» **Passage provided**:
## START
What does one of the winningest basketball players with perpetually slicked-back hair have to do with your big goals in the water?
A surprisingly lot.
By now, you’ve likely read my rambling on the importance of incremental improvement a few times, on the blog, in the newsletter, and in the pages of my mental training workbook for swimmers, Conquer the Pool.
Little wins, especially when they are measurable, targeted and relevant, are jet fuel for motivation and improvement.
But because they look so small… so meaningless… so pointless, swimmers skip by them, preferring to focus on the big overnight results.
Which is too bad.
Because a mindset of sustainable, measurable improvement is the key to success.
Here is how one legendary basketball coach was able to take the simple concept of little wins and develop a system of excellence that produced a rash of NBA titles.
Pat Riley and the Showtime Lakers
At the beginning of the 1986-1987 season, the Los Angeles Lakers coaching staff started tracking the performance of their players. Basically a report card, each performance review included fifteen metrics.
The goal of the review?
To keep players accountable, motivated, and focused improvement.
Each review included all the typical stuff: Shots made, shots missed, fouls committed, rebounds, assists, etc.
The coaching staff, led by Pat Riley and his slicked-back hairdo, who detailed this system in his 1993 leadership book, The Winner Within (Amazon), combined the hard data with “soft” data, including a grade for the effort players put forth in practice and on game day.
At first, these little performance reviews were used to compare Laker players against one another.
But even though this seemed like an easy way to generate healthy competition, the coaches soon realized that comparing Kareem Abdul-Jabber or Magic Johnson, first-ballot Hall of Famers, to back-ups and second-stringers didn’t make sense.
“It doesn’t matter how hard I try,” one back-up player noted, “when I’m compared to Kareem or Earvin, I’m going to look like dogmeat.”
The coaches shifted the comparisons in two directions.
Compare performance against comparable players on other teams
First, the metrics were lined up against players on other teams.
But more specifically, the most comparable opposing player. The starting center on the Lakers was compared against the opposition’s starting center. Starters versus starters. Role players versus role players.
“We began comparing them to people on opposing teams with similar positions and similar role definitions,” says Riley. “Our starting point guard against everyone else’s. Our first reserve power forward against everyone else’s.”
The power in this kind of comparison-making was that it gave every player on the team, from the Hall of Famers to the bench-warmers, a clear metric upon which to measure their performance, to motivate themselves towards, and to feel like they were contributing to the overall success of the team.
The comparisons were highly relevant.
## END
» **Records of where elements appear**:
## START
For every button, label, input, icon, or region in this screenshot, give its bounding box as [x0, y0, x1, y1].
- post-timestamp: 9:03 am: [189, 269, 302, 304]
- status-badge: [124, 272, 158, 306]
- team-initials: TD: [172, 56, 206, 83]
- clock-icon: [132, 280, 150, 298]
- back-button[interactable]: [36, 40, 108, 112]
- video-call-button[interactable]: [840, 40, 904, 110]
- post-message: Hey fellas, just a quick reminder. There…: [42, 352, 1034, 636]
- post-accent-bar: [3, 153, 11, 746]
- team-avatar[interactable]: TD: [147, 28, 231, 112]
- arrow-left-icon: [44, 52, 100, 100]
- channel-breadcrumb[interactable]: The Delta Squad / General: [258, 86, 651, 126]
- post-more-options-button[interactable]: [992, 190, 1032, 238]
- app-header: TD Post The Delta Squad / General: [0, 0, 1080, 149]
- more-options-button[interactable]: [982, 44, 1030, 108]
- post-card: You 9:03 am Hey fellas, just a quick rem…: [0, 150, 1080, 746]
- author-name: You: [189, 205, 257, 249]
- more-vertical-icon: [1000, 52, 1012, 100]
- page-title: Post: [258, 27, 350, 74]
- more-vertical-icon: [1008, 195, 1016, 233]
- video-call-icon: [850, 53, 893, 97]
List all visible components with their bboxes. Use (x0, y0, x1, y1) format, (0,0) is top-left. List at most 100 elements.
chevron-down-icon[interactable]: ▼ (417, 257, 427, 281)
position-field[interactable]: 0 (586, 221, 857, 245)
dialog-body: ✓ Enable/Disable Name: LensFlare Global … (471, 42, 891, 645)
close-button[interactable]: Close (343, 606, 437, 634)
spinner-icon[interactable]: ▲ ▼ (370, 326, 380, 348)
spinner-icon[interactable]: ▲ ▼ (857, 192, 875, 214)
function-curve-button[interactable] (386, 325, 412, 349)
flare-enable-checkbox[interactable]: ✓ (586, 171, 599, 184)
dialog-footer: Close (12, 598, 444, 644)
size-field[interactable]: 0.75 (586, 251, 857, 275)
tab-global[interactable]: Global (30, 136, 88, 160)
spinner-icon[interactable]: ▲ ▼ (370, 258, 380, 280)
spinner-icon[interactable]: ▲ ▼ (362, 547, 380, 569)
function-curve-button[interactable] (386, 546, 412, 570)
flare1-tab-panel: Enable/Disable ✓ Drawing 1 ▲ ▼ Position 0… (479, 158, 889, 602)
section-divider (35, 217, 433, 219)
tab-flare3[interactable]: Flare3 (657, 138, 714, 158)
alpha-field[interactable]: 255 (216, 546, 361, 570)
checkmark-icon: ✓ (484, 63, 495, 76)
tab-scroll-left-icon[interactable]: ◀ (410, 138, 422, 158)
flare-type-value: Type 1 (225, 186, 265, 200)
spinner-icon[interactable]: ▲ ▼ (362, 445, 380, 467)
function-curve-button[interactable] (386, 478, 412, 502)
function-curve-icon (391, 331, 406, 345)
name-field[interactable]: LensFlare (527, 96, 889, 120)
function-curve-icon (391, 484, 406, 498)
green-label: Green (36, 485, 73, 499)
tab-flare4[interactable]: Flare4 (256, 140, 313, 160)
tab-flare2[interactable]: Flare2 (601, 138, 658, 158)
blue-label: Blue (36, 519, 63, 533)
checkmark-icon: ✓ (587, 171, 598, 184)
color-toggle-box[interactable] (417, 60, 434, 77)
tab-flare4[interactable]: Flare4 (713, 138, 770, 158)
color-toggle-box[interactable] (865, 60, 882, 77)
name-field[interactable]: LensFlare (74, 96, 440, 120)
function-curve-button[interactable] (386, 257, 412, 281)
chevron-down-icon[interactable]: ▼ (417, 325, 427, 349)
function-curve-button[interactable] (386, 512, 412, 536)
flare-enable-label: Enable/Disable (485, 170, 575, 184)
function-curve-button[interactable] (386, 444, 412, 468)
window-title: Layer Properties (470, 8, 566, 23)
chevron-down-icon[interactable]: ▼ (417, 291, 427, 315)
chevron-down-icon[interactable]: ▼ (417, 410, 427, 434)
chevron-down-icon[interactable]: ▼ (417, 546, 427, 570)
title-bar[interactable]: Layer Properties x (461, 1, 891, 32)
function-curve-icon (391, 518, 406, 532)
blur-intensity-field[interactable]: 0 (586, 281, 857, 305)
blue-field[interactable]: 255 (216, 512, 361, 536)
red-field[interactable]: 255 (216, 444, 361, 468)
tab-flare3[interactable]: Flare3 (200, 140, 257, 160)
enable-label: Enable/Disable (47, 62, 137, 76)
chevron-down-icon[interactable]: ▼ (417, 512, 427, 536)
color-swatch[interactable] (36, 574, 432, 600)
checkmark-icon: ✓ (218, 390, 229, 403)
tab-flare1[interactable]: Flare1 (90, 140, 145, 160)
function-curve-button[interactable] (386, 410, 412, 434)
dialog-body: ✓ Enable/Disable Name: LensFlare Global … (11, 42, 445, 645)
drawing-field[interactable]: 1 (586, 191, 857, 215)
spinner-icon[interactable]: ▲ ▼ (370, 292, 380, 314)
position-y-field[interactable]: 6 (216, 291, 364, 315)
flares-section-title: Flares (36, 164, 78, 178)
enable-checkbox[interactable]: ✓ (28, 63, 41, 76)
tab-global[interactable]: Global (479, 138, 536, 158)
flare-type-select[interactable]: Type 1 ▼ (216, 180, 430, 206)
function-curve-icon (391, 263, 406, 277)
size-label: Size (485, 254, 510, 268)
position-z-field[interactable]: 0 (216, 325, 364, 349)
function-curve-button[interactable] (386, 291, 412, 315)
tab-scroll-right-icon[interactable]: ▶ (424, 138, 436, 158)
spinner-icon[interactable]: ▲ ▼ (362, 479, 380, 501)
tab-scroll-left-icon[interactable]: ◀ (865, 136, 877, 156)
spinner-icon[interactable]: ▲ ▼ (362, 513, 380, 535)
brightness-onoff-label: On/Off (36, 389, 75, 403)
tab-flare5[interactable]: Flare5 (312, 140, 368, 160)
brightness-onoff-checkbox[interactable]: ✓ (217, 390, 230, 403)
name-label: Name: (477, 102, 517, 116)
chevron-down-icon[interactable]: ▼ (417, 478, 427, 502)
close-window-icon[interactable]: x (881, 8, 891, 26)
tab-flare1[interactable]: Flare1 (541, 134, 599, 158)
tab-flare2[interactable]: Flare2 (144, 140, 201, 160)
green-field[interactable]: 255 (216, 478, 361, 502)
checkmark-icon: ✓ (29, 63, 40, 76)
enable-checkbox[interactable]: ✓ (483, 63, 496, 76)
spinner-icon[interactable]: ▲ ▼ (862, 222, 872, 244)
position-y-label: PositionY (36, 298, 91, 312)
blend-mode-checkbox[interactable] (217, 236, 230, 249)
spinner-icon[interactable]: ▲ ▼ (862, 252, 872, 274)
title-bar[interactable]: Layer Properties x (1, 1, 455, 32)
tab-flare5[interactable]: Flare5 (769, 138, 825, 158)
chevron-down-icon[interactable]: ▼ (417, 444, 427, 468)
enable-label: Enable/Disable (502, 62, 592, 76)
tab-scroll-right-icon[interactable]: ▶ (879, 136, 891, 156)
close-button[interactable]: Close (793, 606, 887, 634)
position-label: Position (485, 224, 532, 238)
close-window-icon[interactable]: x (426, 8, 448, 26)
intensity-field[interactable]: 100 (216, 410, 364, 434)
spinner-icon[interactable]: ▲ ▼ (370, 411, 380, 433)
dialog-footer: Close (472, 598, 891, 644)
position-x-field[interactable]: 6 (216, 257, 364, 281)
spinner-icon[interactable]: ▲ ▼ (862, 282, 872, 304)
## END
» **Task list**:
(A) Name every statistic that the piece on Pat Riley and little wins lists as the typical items in each Lakers performance review.
(B) Pick up the piece on Pat Riley and little wins right after its final line and keep writing it.

» **Responses by task**:
(A)
- Shots made
- Shots missed
- Fouls committed
- Rebounds
- Assists

(B)
Suddenly, everyone on the team, starters or not, had a tangible target to work towards.
They had a competitor—not much better or much worse than them—to provide a healthy sense of competitive fire.
“Everybody had a category in which they could—at least potentially—rank number one in the NBA,” Riley noted.
Compare today’s performance against similar stretches of training in the past
Secondly, the coaches had compiled a detailed history of each player’s career, dating all the way back to high school. But it was the most recent and corresponding performance data that the coaches used to help push the players closer to peak excellence.
For example, the performance reviews emphasized how a player did in November of 1987 against how they performed in November of the previous season.
Swimmers should be able to recognize the value in this: How you measure performance should be more than just what is on the clock. How fast you swim depends on where you are at in the season, what kind of training you have done to that point, and even how well you are taking care of yourself between practices.
Comparing a workout where you are tapering to a workout where you are coming back after a two-month break is silly, but we are all guilty of performing these unfair comparisons.
From day to day, week to week, month to month, even year to year, your preparation is in a general state of flux, determined by a variety of things, making realistic comparisons tricky.
But being able to measure where you are right now versus where you were exactly a year ago gives you some useful and relevant benchmarks.
The Power of Incremental Improvement
Now that Riley and his coaching staff were able to give their players measurable and relevant competition, both across the league and in the mirror, they set out to push their players to be just a little bit better.
Just 1% better.
Of the fifteen areas that Riley ranked his players, five “trigger points” were focused on as being the most high-impact, the ones most likely to compound into a significant jump by the end of the season.
“We challenged each player to put forth enough effort to gain just one percentage point in each of those five areas.”
He told his players: “Don’t try to go ten percent above it. And don’t let yourself go 10 percent below it. Just concentrate on a moderate, sustainable improvement… As we [the coaches] saw it, a one percent improvement in five areas for twelve players gave us a 60 percent increment!”
And how did this approach fare for the Lakers?
“Tremendous is the only word I can use to sum up the impact it delivered.”
This kind of system, that provided players quick feedback and clear and actionable targets, “made stretching beyond present levels of success both a habit and a system.”
Magic Johnson and A.C. Green had the best seasons of their career, with Johnson winning league MVP. Key players, including Byron Scott, Michael Cooper, and Kurt Rambis all out-played their personal bests from the season before.
As a team, the Lakers dominated the league on their way to 65 wins (out of 82 games).
In the NBA Finals, the Lakers would square off against their vaunted rivals, Larry Bird’s Boston Celtics, and come away with an NBA title, eliminating the Celtics in six games.
How to build a system for perpetual excellence in the water
The beauty part of this system is that it doesn’t take much to put into place. You don’t need to sign up to some subscription, hire a sports psychologist, and the system works no matter where you are at with your journey in the pool.
Here are some ideas for building your own little fancy-pants system for 98% percent* guaranteed excellence in the water:
Tips for making this work:
Start writing out your workouts.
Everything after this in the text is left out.